== Directions for this task ==
Every record below is to be retyped exactly.

____

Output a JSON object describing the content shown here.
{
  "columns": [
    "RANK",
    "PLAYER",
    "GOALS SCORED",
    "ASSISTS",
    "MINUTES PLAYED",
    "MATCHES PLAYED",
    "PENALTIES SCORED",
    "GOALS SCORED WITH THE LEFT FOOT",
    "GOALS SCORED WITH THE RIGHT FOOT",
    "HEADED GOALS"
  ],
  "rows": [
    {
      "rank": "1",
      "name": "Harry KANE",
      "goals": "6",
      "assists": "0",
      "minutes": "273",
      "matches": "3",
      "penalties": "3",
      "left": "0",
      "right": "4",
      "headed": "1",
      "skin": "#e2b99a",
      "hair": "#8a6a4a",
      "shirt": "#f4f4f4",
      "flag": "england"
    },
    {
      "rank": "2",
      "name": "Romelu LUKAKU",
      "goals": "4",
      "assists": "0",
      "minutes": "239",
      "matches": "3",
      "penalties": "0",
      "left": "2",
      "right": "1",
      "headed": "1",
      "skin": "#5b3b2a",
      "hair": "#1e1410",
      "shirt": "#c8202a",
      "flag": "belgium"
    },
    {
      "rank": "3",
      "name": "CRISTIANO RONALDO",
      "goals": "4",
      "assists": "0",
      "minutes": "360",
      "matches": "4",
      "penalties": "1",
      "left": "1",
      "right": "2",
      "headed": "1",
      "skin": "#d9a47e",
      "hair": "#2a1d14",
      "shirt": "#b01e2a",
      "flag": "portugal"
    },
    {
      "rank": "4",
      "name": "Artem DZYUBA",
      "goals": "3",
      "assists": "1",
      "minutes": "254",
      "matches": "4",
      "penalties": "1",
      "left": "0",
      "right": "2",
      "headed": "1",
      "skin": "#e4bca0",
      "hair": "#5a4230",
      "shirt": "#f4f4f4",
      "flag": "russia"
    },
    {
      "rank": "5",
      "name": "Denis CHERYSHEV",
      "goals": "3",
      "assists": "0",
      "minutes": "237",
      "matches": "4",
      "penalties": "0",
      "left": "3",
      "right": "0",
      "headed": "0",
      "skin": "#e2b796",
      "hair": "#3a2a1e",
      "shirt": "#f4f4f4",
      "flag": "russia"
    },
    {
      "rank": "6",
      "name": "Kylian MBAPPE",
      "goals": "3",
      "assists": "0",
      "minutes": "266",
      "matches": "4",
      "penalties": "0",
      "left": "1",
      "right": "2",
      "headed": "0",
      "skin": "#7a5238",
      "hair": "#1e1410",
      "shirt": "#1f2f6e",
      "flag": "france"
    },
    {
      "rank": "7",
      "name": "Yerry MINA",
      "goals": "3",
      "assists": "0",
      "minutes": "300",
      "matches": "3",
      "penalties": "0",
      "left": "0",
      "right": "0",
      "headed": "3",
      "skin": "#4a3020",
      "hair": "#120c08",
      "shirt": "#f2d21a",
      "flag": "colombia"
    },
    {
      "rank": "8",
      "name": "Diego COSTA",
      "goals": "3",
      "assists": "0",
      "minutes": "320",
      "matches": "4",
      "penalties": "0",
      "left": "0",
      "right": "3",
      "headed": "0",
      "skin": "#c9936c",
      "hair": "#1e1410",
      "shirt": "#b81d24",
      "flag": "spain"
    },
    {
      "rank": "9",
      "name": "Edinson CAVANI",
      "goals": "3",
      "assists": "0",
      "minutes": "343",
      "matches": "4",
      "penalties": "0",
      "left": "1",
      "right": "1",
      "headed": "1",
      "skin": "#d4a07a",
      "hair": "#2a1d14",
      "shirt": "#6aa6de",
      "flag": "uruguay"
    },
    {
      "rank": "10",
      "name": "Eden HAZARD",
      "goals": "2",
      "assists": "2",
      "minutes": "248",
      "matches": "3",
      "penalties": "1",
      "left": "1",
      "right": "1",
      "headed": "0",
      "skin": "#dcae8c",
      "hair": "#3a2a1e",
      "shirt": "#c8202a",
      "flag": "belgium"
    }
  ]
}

____

== Result for this task ==
Output a JSON object describing the content shown here.
{
  "columns": [
    "RANK",
    "PLAYER",
    "GOALS SCORED",
    "ASSISTS",
    "MINUTES PLAYED",
    "MATCHES PLAYED",
    "PENALTIES SCORED",
    "GOALS SCORED WITH THE LEFT FOOT",
    "GOALS SCORED WITH THE RIGHT FOOT",
    "HEADED GOALS"
  ],
  "rows": [
    {
      "rank": "1",
      "name": "Harry KANE",
      "goals": "6",
      "assists": "0",
      "minutes": "273",
      "matches": "3",
      "penalties": "3",
      "left": "0",
      "right": "4",
      "headed": "1",
      "skin": "#e2b99a",
      "hair": "#8a6a4a",
      "shirt": "#f4f4f4",
      "flag": "england"
    },
    {
      "rank": "2",
      "name": "Romelu LUKAKU",
      "goals": "4",
      "assists": "0",
      "minutes": "239",
      "matches": "3",
      "penalties": "0",
      "left": "2",
      "right": "1",
      "headed": "1",
      "skin": "#5b3b2a",
      "hair": "#1e1410",
      "shirt": "#c8202a",
      "flag": "belgium"
    },
    {
      "rank": "3",
      "name": "CRISTIANO RONALDO",
      "goals": "4",
      "assists": "0",
      "minutes": "360",
      "matches": "4",
      "penalties": "1",
      "left": "1",
      "right": "2",
      "headed": "1",
      "skin": "#d9a47e",
      "hair": "#2a1d14",
      "shirt": "#b01e2a",
      "flag": "portugal"
    },
    {
      "rank": "4",
      "name": "Artem DZYUBA",
      "goals": "3",
      "assists": "1",
      "minutes": "254",
      "matches": "4",
      "penalties": "1",
      "left": "0",
      "right": "2",
      "headed": "1",
      "skin": "#e4bca0",
      "hair": "#5a4230",
      "shirt": "#f4f4f4",
      "flag": "russia"
    },
    {
      "rank": "5",
      "name": "Denis CHERYSHEV",
      "goals": "3",
      "assists": "0",
      "minutes": "237",
      "matches": "4",
      "penalties": "0",
      "left": "3",
      "right": "0",
      "headed": "0",
      "skin": "#e2b796",
      "hair": "#3a2a1e",
      "shirt": "#f4f4f4",
      "flag": "russia"
    },
    {
      "rank": "6",
      "name": "Kylian MBAPPE",
      "goals": "3",
      "assists": "0",
      "minutes": "266",
      "matches": "4",
      "penalties": "0",
      "left": "1",
      "right": "2",
      "headed": "0",
      "skin": "#7a5238",
      "hair": "#1e1410",
      "shirt": "#1f2f6e",
      "flag": "france"
    },
    {
      "rank": "7",
      "name": "Yerry MINA",
      "goals": "3",
      "assists": "0",
      "minutes": "300",
      "matches": "3",
      "penalties": "0",
      "left": "0",
      "right": "0",
      "headed": "3",
      "skin": "#4a3020",
      "hair": "#120c08",
      "shirt": "#f2d21a",
      "flag": "colombia"
    },
    {
      "rank": "8",
      "name": "Diego COSTA",
      "goals": "3",
      "assists": "0",
      "minutes": "320",
      "matches": "4",
      "penalties": "0",
      "left": "0",
      "right": "3",
      "headed": "0",
      "skin": "#c9936c",
      "hair": "#1e1410",
      "shirt": "#b81d24",
      "flag": "spain"
    },
    {
      "rank": "9",
      "name": "Edinson CAVANI",
      "goals": "3",
      "assists": "0",
      "minutes": "343",
      "matches": "4",
      "penalties": "0",
      "left": "1",
      "right": "1",
      "headed": "1",
      "skin": "#d4a07a",
      "hair": "#2a1d14",
      "shirt": "#6aa6de",
      "flag": "uruguay"
    },
    {
      "rank": "10",
      "name": "Eden HAZARD",
      "goals": "2",
      "assists": "2",
      "minutes": "248",
      "matches": "3",
      "penalties": "1",
      "left": "1",
      "right": "1",
      "headed": "0",
      "skin": "#dcae8c",
      "hair": "#3a2a1e",
      "shirt": "#c8202a",
      "flag": "belgium"
    }
  ]
}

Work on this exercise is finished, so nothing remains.